GIVEN PROBLEM » Sort through the data and copy the lines holding the word "также".
* START EXERCISE INPUT *
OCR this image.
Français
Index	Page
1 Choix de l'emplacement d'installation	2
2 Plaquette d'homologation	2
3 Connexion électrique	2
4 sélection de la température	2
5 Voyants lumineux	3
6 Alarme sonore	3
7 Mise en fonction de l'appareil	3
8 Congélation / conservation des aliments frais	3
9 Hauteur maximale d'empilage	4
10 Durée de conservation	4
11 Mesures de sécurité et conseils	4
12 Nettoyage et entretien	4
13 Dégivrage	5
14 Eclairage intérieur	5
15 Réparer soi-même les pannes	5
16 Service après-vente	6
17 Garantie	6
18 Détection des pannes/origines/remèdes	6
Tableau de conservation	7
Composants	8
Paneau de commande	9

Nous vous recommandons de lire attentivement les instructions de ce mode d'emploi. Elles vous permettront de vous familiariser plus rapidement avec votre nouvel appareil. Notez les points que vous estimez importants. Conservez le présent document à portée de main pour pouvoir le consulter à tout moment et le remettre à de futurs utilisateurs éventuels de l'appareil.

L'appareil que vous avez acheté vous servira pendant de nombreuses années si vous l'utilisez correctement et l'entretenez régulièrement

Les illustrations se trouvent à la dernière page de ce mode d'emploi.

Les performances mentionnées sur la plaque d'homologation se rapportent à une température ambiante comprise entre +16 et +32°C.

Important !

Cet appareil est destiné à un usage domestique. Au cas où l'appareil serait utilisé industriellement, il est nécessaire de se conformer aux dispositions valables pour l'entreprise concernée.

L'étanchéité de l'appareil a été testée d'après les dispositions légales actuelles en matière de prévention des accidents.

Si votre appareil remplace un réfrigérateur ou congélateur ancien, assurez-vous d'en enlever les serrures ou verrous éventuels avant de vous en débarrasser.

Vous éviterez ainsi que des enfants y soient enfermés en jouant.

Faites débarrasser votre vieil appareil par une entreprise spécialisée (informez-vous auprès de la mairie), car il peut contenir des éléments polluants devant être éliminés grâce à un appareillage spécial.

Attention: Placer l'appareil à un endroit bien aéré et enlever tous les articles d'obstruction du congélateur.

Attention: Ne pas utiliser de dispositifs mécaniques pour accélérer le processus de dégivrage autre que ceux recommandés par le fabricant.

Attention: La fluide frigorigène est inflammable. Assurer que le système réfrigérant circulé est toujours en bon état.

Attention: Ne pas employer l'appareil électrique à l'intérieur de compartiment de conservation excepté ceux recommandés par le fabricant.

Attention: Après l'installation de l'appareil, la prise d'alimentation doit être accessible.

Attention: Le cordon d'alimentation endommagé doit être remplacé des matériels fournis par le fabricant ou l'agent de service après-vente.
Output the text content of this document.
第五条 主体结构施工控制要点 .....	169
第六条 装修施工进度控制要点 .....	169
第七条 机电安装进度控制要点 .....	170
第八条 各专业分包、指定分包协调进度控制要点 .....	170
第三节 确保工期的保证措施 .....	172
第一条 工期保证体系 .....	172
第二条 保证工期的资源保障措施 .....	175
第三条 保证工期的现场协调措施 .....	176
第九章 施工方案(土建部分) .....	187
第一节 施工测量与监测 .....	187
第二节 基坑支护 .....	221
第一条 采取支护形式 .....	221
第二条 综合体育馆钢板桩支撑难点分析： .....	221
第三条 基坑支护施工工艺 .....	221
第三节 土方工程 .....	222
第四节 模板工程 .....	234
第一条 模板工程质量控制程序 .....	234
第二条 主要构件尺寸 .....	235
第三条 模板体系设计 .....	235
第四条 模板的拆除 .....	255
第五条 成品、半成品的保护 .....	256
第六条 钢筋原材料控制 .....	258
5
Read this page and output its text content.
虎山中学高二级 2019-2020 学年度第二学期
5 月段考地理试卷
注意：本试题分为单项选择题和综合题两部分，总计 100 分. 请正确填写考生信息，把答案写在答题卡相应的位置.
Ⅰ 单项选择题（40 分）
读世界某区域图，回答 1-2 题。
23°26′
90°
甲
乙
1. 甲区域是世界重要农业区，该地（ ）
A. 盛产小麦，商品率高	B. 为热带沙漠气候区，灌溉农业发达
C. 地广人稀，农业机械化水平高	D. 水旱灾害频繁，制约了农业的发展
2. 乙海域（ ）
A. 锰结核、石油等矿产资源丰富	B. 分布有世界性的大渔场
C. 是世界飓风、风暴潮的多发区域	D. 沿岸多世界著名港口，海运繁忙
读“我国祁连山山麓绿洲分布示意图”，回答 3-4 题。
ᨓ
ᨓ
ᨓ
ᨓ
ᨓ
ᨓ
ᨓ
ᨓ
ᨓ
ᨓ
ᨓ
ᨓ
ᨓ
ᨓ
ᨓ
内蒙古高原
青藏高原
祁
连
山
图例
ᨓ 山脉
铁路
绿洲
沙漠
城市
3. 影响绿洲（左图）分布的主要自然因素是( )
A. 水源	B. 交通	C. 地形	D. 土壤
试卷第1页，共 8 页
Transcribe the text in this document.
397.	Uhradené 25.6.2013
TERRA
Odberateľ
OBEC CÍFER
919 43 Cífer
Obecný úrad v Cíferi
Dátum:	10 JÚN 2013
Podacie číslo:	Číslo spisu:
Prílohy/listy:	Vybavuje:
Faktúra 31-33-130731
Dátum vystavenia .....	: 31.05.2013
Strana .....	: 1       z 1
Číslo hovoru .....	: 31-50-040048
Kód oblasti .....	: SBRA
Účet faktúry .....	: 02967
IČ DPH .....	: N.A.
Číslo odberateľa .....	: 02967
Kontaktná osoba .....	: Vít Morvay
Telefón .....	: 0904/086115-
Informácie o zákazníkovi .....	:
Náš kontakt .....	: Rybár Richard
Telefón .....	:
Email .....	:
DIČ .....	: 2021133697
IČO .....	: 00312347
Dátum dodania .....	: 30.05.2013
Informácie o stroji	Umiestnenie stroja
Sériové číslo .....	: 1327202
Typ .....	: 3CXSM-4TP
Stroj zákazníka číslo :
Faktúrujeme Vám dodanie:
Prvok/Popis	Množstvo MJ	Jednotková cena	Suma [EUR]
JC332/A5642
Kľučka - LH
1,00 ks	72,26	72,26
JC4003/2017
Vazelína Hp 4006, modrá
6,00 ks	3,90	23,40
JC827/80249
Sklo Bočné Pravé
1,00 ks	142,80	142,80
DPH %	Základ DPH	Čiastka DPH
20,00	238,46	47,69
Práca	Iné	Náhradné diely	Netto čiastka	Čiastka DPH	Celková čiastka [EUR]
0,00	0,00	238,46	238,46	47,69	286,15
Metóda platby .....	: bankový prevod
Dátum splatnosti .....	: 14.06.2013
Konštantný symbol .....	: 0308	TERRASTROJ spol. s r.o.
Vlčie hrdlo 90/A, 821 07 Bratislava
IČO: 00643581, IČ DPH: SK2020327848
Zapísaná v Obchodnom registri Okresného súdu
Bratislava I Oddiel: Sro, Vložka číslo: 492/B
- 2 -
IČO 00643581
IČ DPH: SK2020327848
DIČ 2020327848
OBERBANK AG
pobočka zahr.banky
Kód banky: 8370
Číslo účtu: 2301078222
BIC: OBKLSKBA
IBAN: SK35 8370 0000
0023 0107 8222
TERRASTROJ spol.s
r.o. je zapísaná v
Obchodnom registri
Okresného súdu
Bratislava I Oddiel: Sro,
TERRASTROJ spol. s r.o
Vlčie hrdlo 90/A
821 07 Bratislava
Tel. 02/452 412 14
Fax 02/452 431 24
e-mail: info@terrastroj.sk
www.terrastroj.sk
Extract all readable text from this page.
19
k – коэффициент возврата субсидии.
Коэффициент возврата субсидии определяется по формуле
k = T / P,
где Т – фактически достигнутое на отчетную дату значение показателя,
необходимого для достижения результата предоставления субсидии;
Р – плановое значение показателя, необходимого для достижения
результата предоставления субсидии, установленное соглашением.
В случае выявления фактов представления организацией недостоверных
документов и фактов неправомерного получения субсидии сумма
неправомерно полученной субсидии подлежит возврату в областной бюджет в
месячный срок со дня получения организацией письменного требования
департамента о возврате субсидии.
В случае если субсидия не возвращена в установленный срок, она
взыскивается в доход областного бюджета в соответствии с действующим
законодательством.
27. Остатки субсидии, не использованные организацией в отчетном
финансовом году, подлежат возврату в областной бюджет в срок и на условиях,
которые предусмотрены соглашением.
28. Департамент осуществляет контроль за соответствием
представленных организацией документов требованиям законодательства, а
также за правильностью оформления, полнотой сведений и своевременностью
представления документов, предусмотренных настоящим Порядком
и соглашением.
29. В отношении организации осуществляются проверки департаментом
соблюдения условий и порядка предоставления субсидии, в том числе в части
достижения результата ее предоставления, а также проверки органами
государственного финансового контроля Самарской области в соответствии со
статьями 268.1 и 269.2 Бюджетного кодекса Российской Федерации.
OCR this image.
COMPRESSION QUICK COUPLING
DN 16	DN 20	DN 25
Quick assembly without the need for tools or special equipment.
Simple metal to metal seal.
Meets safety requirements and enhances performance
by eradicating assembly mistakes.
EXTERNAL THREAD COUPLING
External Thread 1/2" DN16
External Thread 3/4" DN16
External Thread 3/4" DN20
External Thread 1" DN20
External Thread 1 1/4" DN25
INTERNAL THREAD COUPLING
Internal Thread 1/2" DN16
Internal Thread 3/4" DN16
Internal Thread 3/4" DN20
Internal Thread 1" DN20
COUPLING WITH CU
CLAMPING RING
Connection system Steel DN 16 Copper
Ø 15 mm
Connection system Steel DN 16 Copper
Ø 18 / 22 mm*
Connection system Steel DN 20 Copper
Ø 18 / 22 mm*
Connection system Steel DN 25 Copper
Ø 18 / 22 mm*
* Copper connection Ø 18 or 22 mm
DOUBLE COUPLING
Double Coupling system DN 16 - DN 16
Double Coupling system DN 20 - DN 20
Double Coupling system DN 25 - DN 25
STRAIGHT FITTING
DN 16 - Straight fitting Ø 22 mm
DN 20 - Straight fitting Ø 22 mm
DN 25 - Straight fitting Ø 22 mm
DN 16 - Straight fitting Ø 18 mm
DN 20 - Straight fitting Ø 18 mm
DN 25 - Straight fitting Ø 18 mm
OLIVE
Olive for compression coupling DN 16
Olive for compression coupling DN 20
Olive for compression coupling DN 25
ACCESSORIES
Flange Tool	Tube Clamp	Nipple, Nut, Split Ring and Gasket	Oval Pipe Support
* END EXERCISE INPUT *
TASK ANSWER »
также за правильностью оформления, полнотой сведений и своевременностью
достижения результата ее предоставления, а также проверки органами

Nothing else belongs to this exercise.